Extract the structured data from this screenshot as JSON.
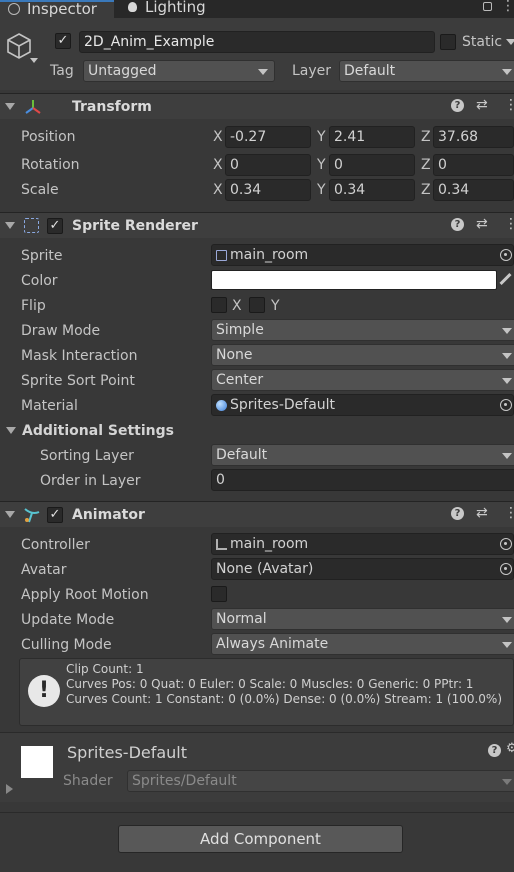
{
  "tabs": {
    "inspector": "Inspector",
    "lighting": "Lighting"
  },
  "object": {
    "name": "2D_Anim_Example",
    "static_label": "Static",
    "tag_label": "Tag",
    "tag_value": "Untagged",
    "layer_label": "Layer",
    "layer_value": "Default"
  },
  "transform": {
    "title": "Transform",
    "position_label": "Position",
    "rotation_label": "Rotation",
    "scale_label": "Scale",
    "axis_x": "X",
    "axis_y": "Y",
    "axis_z": "Z",
    "position": {
      "x": "-0.27",
      "y": "2.41",
      "z": "37.68"
    },
    "rotation": {
      "x": "0",
      "y": "0",
      "z": "0"
    },
    "scale": {
      "x": "0.34",
      "y": "0.34",
      "z": "0.34"
    }
  },
  "sprite_renderer": {
    "title": "Sprite Renderer",
    "sprite_label": "Sprite",
    "sprite_value": "main_room",
    "color_label": "Color",
    "color_value": "#ffffff",
    "flip_label": "Flip",
    "flip_x": "X",
    "flip_y": "Y",
    "draw_mode_label": "Draw Mode",
    "draw_mode_value": "Simple",
    "mask_label": "Mask Interaction",
    "mask_value": "None",
    "sort_point_label": "Sprite Sort Point",
    "sort_point_value": "Center",
    "material_label": "Material",
    "material_value": "Sprites-Default",
    "additional_label": "Additional Settings",
    "sorting_layer_label": "Sorting Layer",
    "sorting_layer_value": "Default",
    "order_label": "Order in Layer",
    "order_value": "0"
  },
  "animator": {
    "title": "Animator",
    "controller_label": "Controller",
    "controller_value": "main_room",
    "avatar_label": "Avatar",
    "avatar_value": "None (Avatar)",
    "root_motion_label": "Apply Root Motion",
    "update_label": "Update Mode",
    "update_value": "Normal",
    "culling_label": "Culling Mode",
    "culling_value": "Always Animate",
    "info_line1": "Clip Count: 1",
    "info_line2": "Curves Pos: 0 Quat: 0 Euler: 0 Scale: 0 Muscles: 0 Generic: 0 PPtr: 1",
    "info_line3": "Curves Count: 1 Constant: 0 (0.0%) Dense: 0 (0.0%) Stream: 1 (100.0%)"
  },
  "material_preview": {
    "name": "Sprites-Default",
    "shader_label": "Shader",
    "shader_value": "Sprites/Default"
  },
  "add_component_label": "Add Component",
  "colors": {
    "accent": "#3a79bb",
    "panel": "#383838",
    "header": "#3e3e3e",
    "field": "#2a2a2a"
  }
}
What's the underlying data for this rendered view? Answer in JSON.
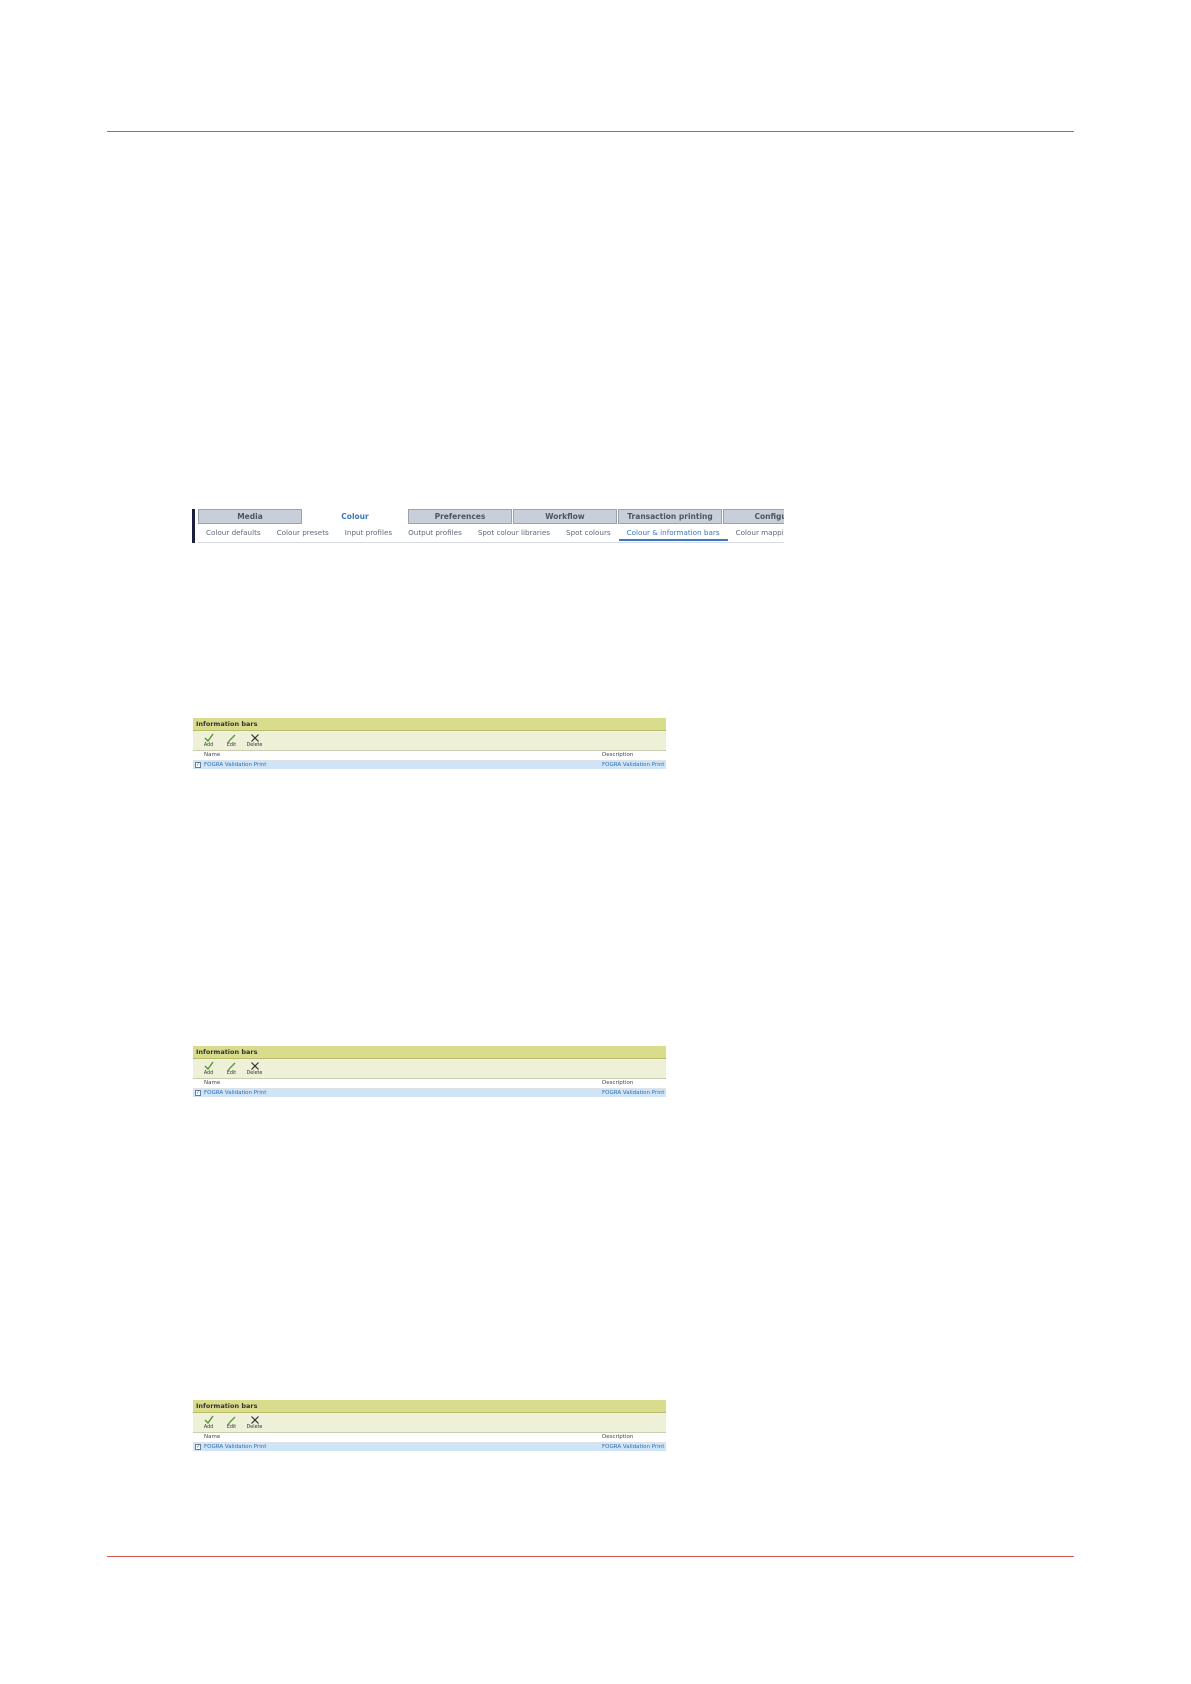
{
  "tabs": {
    "main": [
      "Media",
      "Colour",
      "Preferences",
      "Workflow",
      "Transaction printing",
      "Configure"
    ],
    "active_main": 1,
    "sub": [
      "Colour defaults",
      "Colour presets",
      "Input profiles",
      "Output profiles",
      "Spot colour libraries",
      "Spot colours",
      "Colour & information bars",
      "Colour mappings"
    ],
    "active_sub": 6
  },
  "panels": [
    {
      "title": "Information bars",
      "tools": [
        {
          "label": "Add",
          "icon": "add-check-icon"
        },
        {
          "label": "Edit",
          "icon": "edit-pencil-icon"
        },
        {
          "label": "Delete",
          "icon": "delete-x-icon"
        }
      ],
      "columns": [
        "Name",
        "Description"
      ],
      "rows": [
        {
          "name": "FOGRA Validation Print",
          "description": "FOGRA Validation Print"
        }
      ]
    },
    {
      "title": "Information bars",
      "tools": [
        {
          "label": "Add",
          "icon": "add-check-icon"
        },
        {
          "label": "Edit",
          "icon": "edit-pencil-icon"
        },
        {
          "label": "Delete",
          "icon": "delete-x-icon"
        }
      ],
      "columns": [
        "Name",
        "Description"
      ],
      "rows": [
        {
          "name": "FOGRA Validation Print",
          "description": "FOGRA Validation Print"
        }
      ]
    },
    {
      "title": "Information bars",
      "tools": [
        {
          "label": "Add",
          "icon": "add-check-icon"
        },
        {
          "label": "Edit",
          "icon": "edit-pencil-icon"
        },
        {
          "label": "Delete",
          "icon": "delete-x-icon"
        }
      ],
      "columns": [
        "Name",
        "Description"
      ],
      "rows": [
        {
          "name": "FOGRA Validation Print",
          "description": "FOGRA Validation Print"
        }
      ]
    }
  ],
  "colors": {
    "rule": "#d9534f",
    "panel_title": "#d9dc8c",
    "toolbar": "#eef0d8",
    "selected_row": "#cfe4f7",
    "active_tab_text": "#3b78c2"
  }
}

WHAT THE TASK ASKS: All the records need to be repeated exactly, with the images dropped.

WORKED ANSWER:
Extract the structured data from this screenshot as JSON.
{
  "tabs": {
    "inspector": "Inspector",
    "lighting": "Lighting"
  },
  "object": {
    "name": "2D_Anim_Example",
    "static_label": "Static",
    "tag_label": "Tag",
    "tag_value": "Untagged",
    "layer_label": "Layer",
    "layer_value": "Default"
  },
  "transform": {
    "title": "Transform",
    "position_label": "Position",
    "rotation_label": "Rotation",
    "scale_label": "Scale",
    "axis_x": "X",
    "axis_y": "Y",
    "axis_z": "Z",
    "position": {
      "x": "-0.27",
      "y": "2.41",
      "z": "37.68"
    },
    "rotation": {
      "x": "0",
      "y": "0",
      "z": "0"
    },
    "scale": {
      "x": "0.34",
      "y": "0.34",
      "z": "0.34"
    }
  },
  "sprite_renderer": {
    "title": "Sprite Renderer",
    "sprite_label": "Sprite",
    "sprite_value": "main_room",
    "color_label": "Color",
    "color_value": "#ffffff",
    "flip_label": "Flip",
    "flip_x": "X",
    "flip_y": "Y",
    "draw_mode_label": "Draw Mode",
    "draw_mode_value": "Simple",
    "mask_label": "Mask Interaction",
    "mask_value": "None",
    "sort_point_label": "Sprite Sort Point",
    "sort_point_value": "Center",
    "material_label": "Material",
    "material_value": "Sprites-Default",
    "additional_label": "Additional Settings",
    "sorting_layer_label": "Sorting Layer",
    "sorting_layer_value": "Default",
    "order_label": "Order in Layer",
    "order_value": "0"
  },
  "animator": {
    "title": "Animator",
    "controller_label": "Controller",
    "controller_value": "main_room",
    "avatar_label": "Avatar",
    "avatar_value": "None (Avatar)",
    "root_motion_label": "Apply Root Motion",
    "update_label": "Update Mode",
    "update_value": "Normal",
    "culling_label": "Culling Mode",
    "culling_value": "Always Animate",
    "info_line1": "Clip Count: 1",
    "info_line2": "Curves Pos: 0 Quat: 0 Euler: 0 Scale: 0 Muscles: 0 Generic: 0 PPtr: 1",
    "info_line3": "Curves Count: 1 Constant: 0 (0.0%) Dense: 0 (0.0%) Stream: 1 (100.0%)"
  },
  "material_preview": {
    "name": "Sprites-Default",
    "shader_label": "Shader",
    "shader_value": "Sprites/Default"
  },
  "add_component_label": "Add Component",
  "colors": {
    "accent": "#3a79bb",
    "panel": "#383838",
    "header": "#3e3e3e",
    "field": "#2a2a2a"
  }
}
What's the underlying data for this rendered view? Answer in JSON.
{
  "tabs": {
    "main": [
      "Media",
      "Colour",
      "Preferences",
      "Workflow",
      "Transaction printing",
      "Configure"
    ],
    "active_main": 1,
    "sub": [
      "Colour defaults",
      "Colour presets",
      "Input profiles",
      "Output profiles",
      "Spot colour libraries",
      "Spot colours",
      "Colour & information bars",
      "Colour mappings"
    ],
    "active_sub": 6
  },
  "panels": [
    {
      "title": "Information bars",
      "tools": [
        {
          "label": "Add",
          "icon": "add-check-icon"
        },
        {
          "label": "Edit",
          "icon": "edit-pencil-icon"
        },
        {
          "label": "Delete",
          "icon": "delete-x-icon"
        }
      ],
      "columns": [
        "Name",
        "Description"
      ],
      "rows": [
        {
          "name": "FOGRA Validation Print",
          "description": "FOGRA Validation Print"
        }
      ]
    },
    {
      "title": "Information bars",
      "tools": [
        {
          "label": "Add",
          "icon": "add-check-icon"
        },
        {
          "label": "Edit",
          "icon": "edit-pencil-icon"
        },
        {
          "label": "Delete",
          "icon": "delete-x-icon"
        }
      ],
      "columns": [
        "Name",
        "Description"
      ],
      "rows": [
        {
          "name": "FOGRA Validation Print",
          "description": "FOGRA Validation Print"
        }
      ]
    },
    {
      "title": "Information bars",
      "tools": [
        {
          "label": "Add",
          "icon": "add-check-icon"
        },
        {
          "label": "Edit",
          "icon": "edit-pencil-icon"
        },
        {
          "label": "Delete",
          "icon": "delete-x-icon"
        }
      ],
      "columns": [
        "Name",
        "Description"
      ],
      "rows": [
        {
          "name": "FOGRA Validation Print",
          "description": "FOGRA Validation Print"
        }
      ]
    }
  ],
  "colors": {
    "rule": "#d9534f",
    "panel_title": "#d9dc8c",
    "toolbar": "#eef0d8",
    "selected_row": "#cfe4f7",
    "active_tab_text": "#3b78c2"
  }
}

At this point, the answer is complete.